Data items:
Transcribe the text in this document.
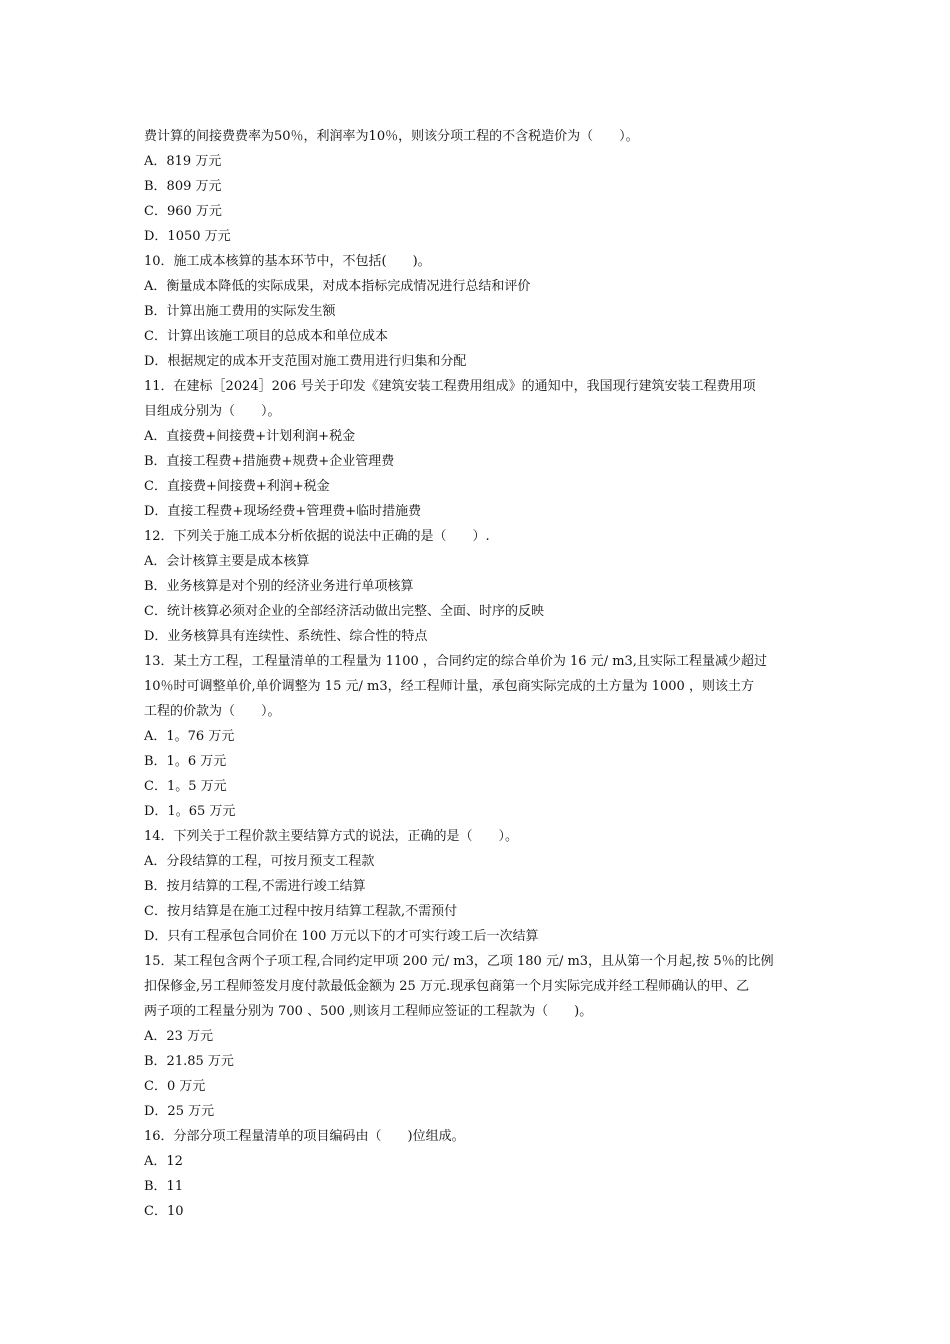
费计算的间接费费率为50％，利润率为10％，则该分项工程的不含税造价为（　　）。
A．819 万元
B．809 万元
C．960 万元
D．1050 万元
10．施工成本核算的基本环节中，不包括(　　)。
A．衡量成本降低的实际成果，对成本指标完成情况进行总结和评价
B．计算出施工费用的实际发生额
C．计算出该施工项目的总成本和单位成本
D．根据规定的成本开支范围对施工费用进行归集和分配
11．在建标［2024］206 号关于印发《建筑安装工程费用组成》的通知中，我国现行建筑安装工程费用项
目组成分别为（　　）。
A．直接费+间接费+计划利润+税金
B．直接工程费+措施费+规费+企业管理费
C．直接费+间接费+利润+税金
D．直接工程费+现场经费+管理费+临时措施费
12．下列关于施工成本分析依据的说法中正确的是（　　）.
A．会计核算主要是成本核算
B．业务核算是对个别的经济业务进行单项核算
C．统计核算必须对企业的全部经济活动做出完整、全面、时序的反映
D．业务核算具有连续性、系统性、综合性的特点
13．某土方工程，工程量清单的工程量为 1100 ，合同约定的综合单价为 16 元/ m3,且实际工程量减少超过
10％时可调整单价,单价调整为 15 元/ m3，经工程师计量，承包商实际完成的土方量为 1000 ，则该土方
工程的价款为（　　）。
A．1。76 万元
B．1。6 万元
C．1。5 万元
D．1。65 万元
14．下列关于工程价款主要结算方式的说法，正确的是（　　）。
A．分段结算的工程，可按月预支工程款
B．按月结算的工程,不需进行竣工结算
C．按月结算是在施工过程中按月结算工程款,不需预付
D．只有工程承包合同价在 100 万元以下的才可实行竣工后一次结算
15．某工程包含两个子项工程,合同约定甲项 200 元/ m3，乙项 180 元/ m3，且从第一个月起,按 5％的比例
扣保修金,另工程师签发月度付款最低金额为 25 万元.现承包商第一个月实际完成并经工程师确认的甲、乙
两子项的工程量分别为 700 、500 ,则该月工程师应签证的工程款为（　　)。
A．23 万元
B．21.85 万元
C．0 万元
D．25 万元
16．分部分项工程量清单的项目编码由（　　)位组成。
A．12
B．11
C．10
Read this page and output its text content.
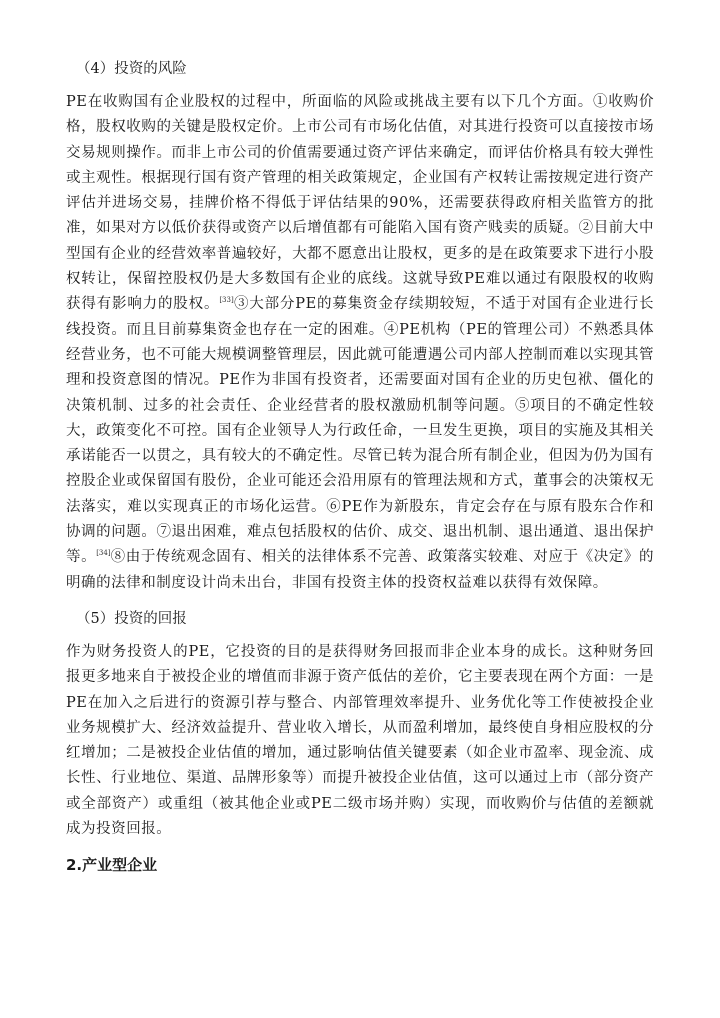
（4）投资的风险

PE在收购国有企业股权的过程中，所面临的风险或挑战主要有以下几个方面。①收购价格，股权收购的关键是股权定价。上市公司有市场化估值，对其进行投资可以直接按市场交易规则操作。而非上市公司的价值需要通过资产评估来确定，而评估价格具有较大弹性或主观性。根据现行国有资产管理的相关政策规定，企业国有产权转让需按规定进行资产评估并进场交易，挂牌价格不得低于评估结果的90%，还需要获得政府相关监管方的批准，如果对方以低价获得或资产以后增值都有可能陷入国有资产贱卖的质疑。②目前大中型国有企业的经营效率普遍较好，大都不愿意出让股权，更多的是在政策要求下进行小股权转让，保留控股权仍是大多数国有企业的底线。这就导致PE难以通过有限股权的收购获得有影响力的股权。[33]③大部分PE的募集资金存续期较短，不适于对国有企业进行长线投资。而且目前募集资金也存在一定的困难。④PE机构（PE的管理公司）不熟悉具体经营业务，也不可能大规模调整管理层，因此就可能遭遇公司内部人控制而难以实现其管理和投资意图的情况。PE作为非国有投资者，还需要面对国有企业的历史包袱、僵化的决策机制、过多的社会责任、企业经营者的股权激励机制等问题。⑤项目的不确定性较大，政策变化不可控。国有企业领导人为行政任命，一旦发生更换，项目的实施及其相关承诺能否一以贯之，具有较大的不确定性。尽管已转为混合所有制企业，但因为仍为国有控股企业或保留国有股份，企业可能还会沿用原有的管理法规和方式，董事会的决策权无法落实，难以实现真正的市场化运营。⑥PE作为新股东，肯定会存在与原有股东合作和协调的问题。⑦退出困难，难点包括股权的估价、成交、退出机制、退出通道、退出保护等。[34]⑧由于传统观念固有、相关的法律体系不完善、政策落实较难、对应于《决定》的明确的法律和制度设计尚未出台，非国有投资主体的投资权益难以获得有效保障。

（5）投资的回报

作为财务投资人的PE，它投资的目的是获得财务回报而非企业本身的成长。这种财务回报更多地来自于被投企业的增值而非源于资产低估的差价，它主要表现在两个方面：一是PE在加入之后进行的资源引荐与整合、内部管理效率提升、业务优化等工作使被投企业业务规模扩大、经济效益提升、营业收入增长，从而盈利增加，最终使自身相应股权的分红增加；二是被投企业估值的增加，通过影响估值关键要素（如企业市盈率、现金流、成长性、行业地位、渠道、品牌形象等）而提升被投企业估值，这可以通过上市（部分资产或全部资产）或重组（被其他企业或PE二级市场并购）实现，而收购价与估值的差额就成为投资回报。

2.产业型企业
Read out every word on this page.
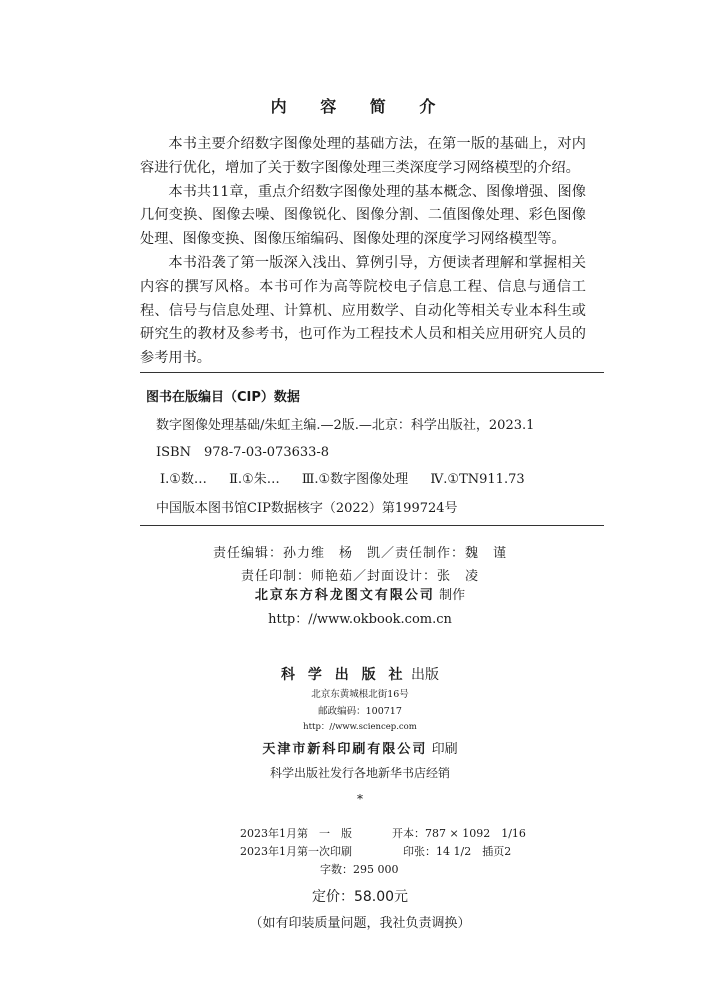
内 容 简 介

本书主要介绍数字图像处理的基础方法，在第一版的基础上，对内容进行优化，增加了关于数字图像处理三类深度学习网络模型的介绍。

本书共11章，重点介绍数字图像处理的基本概念、图像增强、图像几何变换、图像去噪、图像锐化、图像分割、二值图像处理、彩色图像处理、图像变换、图像压缩编码、图像处理的深度学习网络模型等。

本书沿袭了第一版深入浅出、算例引导，方便读者理解和掌握相关内容的撰写风格。本书可作为高等院校电子信息工程、信息与通信工程、信号与信息处理、计算机、应用数学、自动化等相关专业本科生或研究生的教材及参考书，也可作为工程技术人员和相关应用研究人员的参考用书。

图书在版编目（CIP）数据
数字图像处理基础/朱虹主编.—2版.—北京：科学出版社，2023.1
ISBN　978-7-03-073633-8
Ⅰ.①数… Ⅱ.①朱… Ⅲ.①数字图像处理 Ⅳ.①TN911.73
中国版本图书馆CIP数据核字（2022）第199724号
责任编辑：孙力维　杨　凯／责任制作：魏　谨
责任印制：师艳茹／封面设计：张　凌
北京东方科龙图文有限公司 制作
http：//www.okbook.com.cn
科 学 出 版 社 出版
北京东黄城根北街16号
邮政编码：100717
http：//www.sciencep.com
天津市新科印刷有限公司 印刷
科学出版社发行各地新华书店经销
*
2023年1月第　一　版	开本：787 × 1092　1/16
2023年1月第一次印刷	印张：14 1/2　插页2
字数：295 000
定价：58.00元
（如有印装质量问题，我社负责调换）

■ Goal of the exercise ■
Copy out all the data exactly; skip the pictures.

■ Exercise answer ■
Transcribe the text in this document.
费计算的间接费费率为50％，利润率为10％，则该分项工程的不含税造价为（　　）。
A．819 万元
B．809 万元
C．960 万元
D．1050 万元
10．施工成本核算的基本环节中，不包括(　　)。
A．衡量成本降低的实际成果，对成本指标完成情况进行总结和评价
B．计算出施工费用的实际发生额
C．计算出该施工项目的总成本和单位成本
D．根据规定的成本开支范围对施工费用进行归集和分配
11．在建标［2024］206 号关于印发《建筑安装工程费用组成》的通知中，我国现行建筑安装工程费用项
目组成分别为（　　）。
A．直接费+间接费+计划利润+税金
B．直接工程费+措施费+规费+企业管理费
C．直接费+间接费+利润+税金
D．直接工程费+现场经费+管理费+临时措施费
12．下列关于施工成本分析依据的说法中正确的是（　　）.
A．会计核算主要是成本核算
B．业务核算是对个别的经济业务进行单项核算
C．统计核算必须对企业的全部经济活动做出完整、全面、时序的反映
D．业务核算具有连续性、系统性、综合性的特点
13．某土方工程，工程量清单的工程量为 1100 ，合同约定的综合单价为 16 元/ m3,且实际工程量减少超过
10％时可调整单价,单价调整为 15 元/ m3，经工程师计量，承包商实际完成的土方量为 1000 ，则该土方
工程的价款为（　　）。
A．1。76 万元
B．1。6 万元
C．1。5 万元
D．1。65 万元
14．下列关于工程价款主要结算方式的说法，正确的是（　　）。
A．分段结算的工程，可按月预支工程款
B．按月结算的工程,不需进行竣工结算
C．按月结算是在施工过程中按月结算工程款,不需预付
D．只有工程承包合同价在 100 万元以下的才可实行竣工后一次结算
15．某工程包含两个子项工程,合同约定甲项 200 元/ m3，乙项 180 元/ m3，且从第一个月起,按 5％的比例
扣保修金,另工程师签发月度付款最低金额为 25 万元.现承包商第一个月实际完成并经工程师确认的甲、乙
两子项的工程量分别为 700 、500 ,则该月工程师应签证的工程款为（　　)。
A．23 万元
B．21.85 万元
C．0 万元
D．25 万元
16．分部分项工程量清单的项目编码由（　　)位组成。
A．12
B．11
C．10
Read this page and output its text content.
（4）投资的风险

PE在收购国有企业股权的过程中，所面临的风险或挑战主要有以下几个方面。①收购价格，股权收购的关键是股权定价。上市公司有市场化估值，对其进行投资可以直接按市场交易规则操作。而非上市公司的价值需要通过资产评估来确定，而评估价格具有较大弹性或主观性。根据现行国有资产管理的相关政策规定，企业国有产权转让需按规定进行资产评估并进场交易，挂牌价格不得低于评估结果的90%，还需要获得政府相关监管方的批准，如果对方以低价获得或资产以后增值都有可能陷入国有资产贱卖的质疑。②目前大中型国有企业的经营效率普遍较好，大都不愿意出让股权，更多的是在政策要求下进行小股权转让，保留控股权仍是大多数国有企业的底线。这就导致PE难以通过有限股权的收购获得有影响力的股权。[33]③大部分PE的募集资金存续期较短，不适于对国有企业进行长线投资。而且目前募集资金也存在一定的困难。④PE机构（PE的管理公司）不熟悉具体经营业务，也不可能大规模调整管理层，因此就可能遭遇公司内部人控制而难以实现其管理和投资意图的情况。PE作为非国有投资者，还需要面对国有企业的历史包袱、僵化的决策机制、过多的社会责任、企业经营者的股权激励机制等问题。⑤项目的不确定性较大，政策变化不可控。国有企业领导人为行政任命，一旦发生更换，项目的实施及其相关承诺能否一以贯之，具有较大的不确定性。尽管已转为混合所有制企业，但因为仍为国有控股企业或保留国有股份，企业可能还会沿用原有的管理法规和方式，董事会的决策权无法落实，难以实现真正的市场化运营。⑥PE作为新股东，肯定会存在与原有股东合作和协调的问题。⑦退出困难，难点包括股权的估价、成交、退出机制、退出通道、退出保护等。[34]⑧由于传统观念固有、相关的法律体系不完善、政策落实较难、对应于《决定》的明确的法律和制度设计尚未出台，非国有投资主体的投资权益难以获得有效保障。

（5）投资的回报

作为财务投资人的PE，它投资的目的是获得财务回报而非企业本身的成长。这种财务回报更多地来自于被投企业的增值而非源于资产低估的差价，它主要表现在两个方面：一是PE在加入之后进行的资源引荐与整合、内部管理效率提升、业务优化等工作使被投企业业务规模扩大、经济效益提升、营业收入增长，从而盈利增加，最终使自身相应股权的分红增加；二是被投企业估值的增加，通过影响估值关键要素（如企业市盈率、现金流、成长性、行业地位、渠道、品牌形象等）而提升被投企业估值，这可以通过上市（部分资产或全部资产）或重组（被其他企业或PE二级市场并购）实现，而收购价与估值的差额就成为投资回报。

2.产业型企业
Read out every word on this page.
内 容 简 介

本书主要介绍数字图像处理的基础方法，在第一版的基础上，对内容进行优化，增加了关于数字图像处理三类深度学习网络模型的介绍。

本书共11章，重点介绍数字图像处理的基本概念、图像增强、图像几何变换、图像去噪、图像锐化、图像分割、二值图像处理、彩色图像处理、图像变换、图像压缩编码、图像处理的深度学习网络模型等。

本书沿袭了第一版深入浅出、算例引导，方便读者理解和掌握相关内容的撰写风格。本书可作为高等院校电子信息工程、信息与通信工程、信号与信息处理、计算机、应用数学、自动化等相关专业本科生或研究生的教材及参考书，也可作为工程技术人员和相关应用研究人员的参考用书。

图书在版编目（CIP）数据
数字图像处理基础/朱虹主编.—2版.—北京：科学出版社，2023.1
ISBN　978-7-03-073633-8
Ⅰ.①数… Ⅱ.①朱… Ⅲ.①数字图像处理 Ⅳ.①TN911.73
中国版本图书馆CIP数据核字（2022）第199724号
责任编辑：孙力维　杨　凯／责任制作：魏　谨
责任印制：师艳茹／封面设计：张　凌
北京东方科龙图文有限公司 制作
http：//www.okbook.com.cn
科 学 出 版 社 出版
北京东黄城根北街16号
邮政编码：100717
http：//www.sciencep.com
天津市新科印刷有限公司 印刷
科学出版社发行各地新华书店经销
*
2023年1月第　一　版	开本：787 × 1092　1/16
2023年1月第一次印刷	印张：14 1/2　插页2
字数：295 000
定价：58.00元
（如有印装质量问题，我社负责调换）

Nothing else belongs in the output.